**REQUIREMENT:** Could the lines from the one with "What's the underlying" through the end of the listing be restated exactly, with nothing else included?

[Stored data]
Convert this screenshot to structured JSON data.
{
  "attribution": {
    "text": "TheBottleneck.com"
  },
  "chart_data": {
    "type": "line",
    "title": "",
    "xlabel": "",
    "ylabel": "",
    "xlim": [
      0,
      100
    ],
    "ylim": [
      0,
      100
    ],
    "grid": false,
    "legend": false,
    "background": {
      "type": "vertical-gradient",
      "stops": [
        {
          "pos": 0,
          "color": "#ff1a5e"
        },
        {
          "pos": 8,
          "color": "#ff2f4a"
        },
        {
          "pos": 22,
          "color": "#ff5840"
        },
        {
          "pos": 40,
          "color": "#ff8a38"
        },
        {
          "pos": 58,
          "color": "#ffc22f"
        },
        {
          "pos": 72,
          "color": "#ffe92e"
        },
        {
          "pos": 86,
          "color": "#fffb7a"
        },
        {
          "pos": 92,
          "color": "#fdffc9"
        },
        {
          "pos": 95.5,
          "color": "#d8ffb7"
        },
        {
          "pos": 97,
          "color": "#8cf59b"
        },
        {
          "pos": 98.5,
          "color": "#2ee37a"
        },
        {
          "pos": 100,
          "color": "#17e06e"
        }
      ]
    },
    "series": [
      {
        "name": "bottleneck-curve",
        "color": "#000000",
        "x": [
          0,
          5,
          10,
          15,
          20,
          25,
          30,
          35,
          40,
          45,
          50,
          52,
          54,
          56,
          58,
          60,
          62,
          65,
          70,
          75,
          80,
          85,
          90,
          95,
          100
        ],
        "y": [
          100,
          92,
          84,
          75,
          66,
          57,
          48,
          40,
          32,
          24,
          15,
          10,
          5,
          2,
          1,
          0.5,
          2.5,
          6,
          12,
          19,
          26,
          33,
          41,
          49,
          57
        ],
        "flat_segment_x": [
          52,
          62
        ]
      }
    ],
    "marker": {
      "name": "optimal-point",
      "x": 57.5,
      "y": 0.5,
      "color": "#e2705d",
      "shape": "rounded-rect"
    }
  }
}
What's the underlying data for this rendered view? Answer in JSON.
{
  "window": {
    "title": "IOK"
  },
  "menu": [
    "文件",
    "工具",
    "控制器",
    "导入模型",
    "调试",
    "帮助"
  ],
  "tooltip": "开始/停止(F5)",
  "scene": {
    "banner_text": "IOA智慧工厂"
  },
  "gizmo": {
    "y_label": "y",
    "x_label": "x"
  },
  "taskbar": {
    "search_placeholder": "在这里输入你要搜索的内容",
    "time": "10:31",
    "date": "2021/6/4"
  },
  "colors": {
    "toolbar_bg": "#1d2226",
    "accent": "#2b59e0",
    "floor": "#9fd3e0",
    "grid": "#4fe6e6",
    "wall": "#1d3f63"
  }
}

**SOLVED EXERCISE:**
What's the underlying data for this rendered view? Answer in JSON.
{
  "window": {
    "title": "IOK"
  },
  "menu": [
    "文件",
    "工具",
    "控制器",
    "导入模型",
    "调试",
    "帮助"
  ],
  "tooltip": "开始/停止(F5)",
  "scene": {
    "banner_text": "IOA智慧工厂"
  },
  "gizmo": {
    "y_label": "y",
    "x_label": "x"
  },
  "taskbar": {
    "search_placeholder": "在这里输入你要搜索的内容",
    "time": "10:31",
    "date": "2021/6/4"
  },
  "colors": {
    "toolbar_bg": "#1d2226",
    "accent": "#2b59e0",
    "floor": "#9fd3e0",
    "grid": "#4fe6e6",
    "wall": "#1d3f63"
  }
}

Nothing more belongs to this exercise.